### YOUR GOAL:
Check each line of the entries below for the string "Закупка"; copy every line where it appears.

....

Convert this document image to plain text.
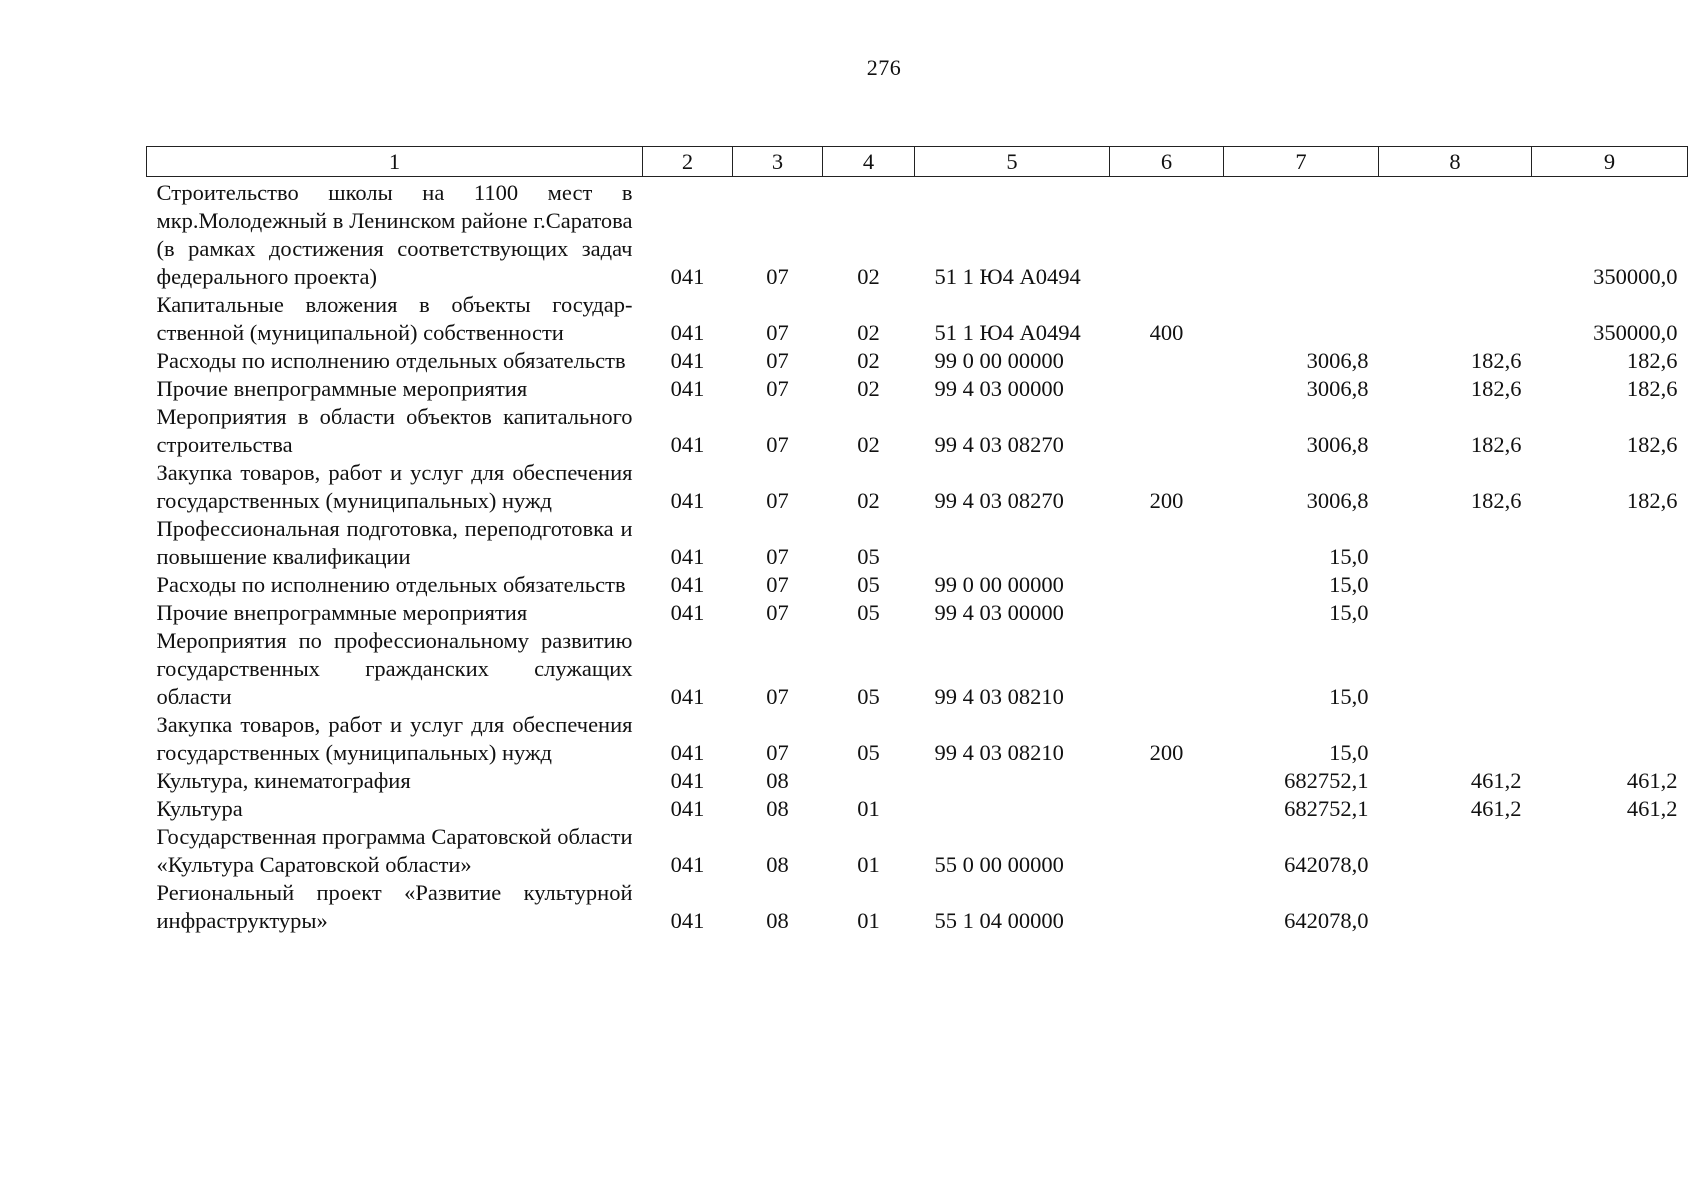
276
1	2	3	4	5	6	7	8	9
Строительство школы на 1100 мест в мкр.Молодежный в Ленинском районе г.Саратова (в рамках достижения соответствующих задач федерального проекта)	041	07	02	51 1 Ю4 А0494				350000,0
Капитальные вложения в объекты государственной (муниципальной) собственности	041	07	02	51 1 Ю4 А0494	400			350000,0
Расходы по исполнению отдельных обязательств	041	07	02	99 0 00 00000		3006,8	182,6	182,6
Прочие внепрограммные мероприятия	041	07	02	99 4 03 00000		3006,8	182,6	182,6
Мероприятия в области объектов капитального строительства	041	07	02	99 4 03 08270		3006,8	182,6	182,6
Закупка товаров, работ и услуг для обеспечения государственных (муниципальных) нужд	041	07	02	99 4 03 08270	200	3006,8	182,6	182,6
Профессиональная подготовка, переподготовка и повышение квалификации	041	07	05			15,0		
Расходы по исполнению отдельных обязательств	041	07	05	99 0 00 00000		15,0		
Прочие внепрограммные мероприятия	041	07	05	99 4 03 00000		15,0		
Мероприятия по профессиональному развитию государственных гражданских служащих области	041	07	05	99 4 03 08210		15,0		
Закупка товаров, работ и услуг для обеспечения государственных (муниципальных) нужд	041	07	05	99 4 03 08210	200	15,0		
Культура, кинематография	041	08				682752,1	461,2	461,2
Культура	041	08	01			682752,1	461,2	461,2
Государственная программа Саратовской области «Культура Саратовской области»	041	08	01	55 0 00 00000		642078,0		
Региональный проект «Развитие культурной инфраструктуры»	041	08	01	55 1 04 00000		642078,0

....

### SOLVED PROBLEM:
Закупка товаров, работ и услуг для обеспечения государственных (муниципальных) нужд	041	07	02	99 4 03 08270	200	3006,8	182,6	182,6
Закупка товаров, работ и услуг для обеспечения государственных (муниципальных) нужд	041	07	05	99 4 03 08210	200	15,0		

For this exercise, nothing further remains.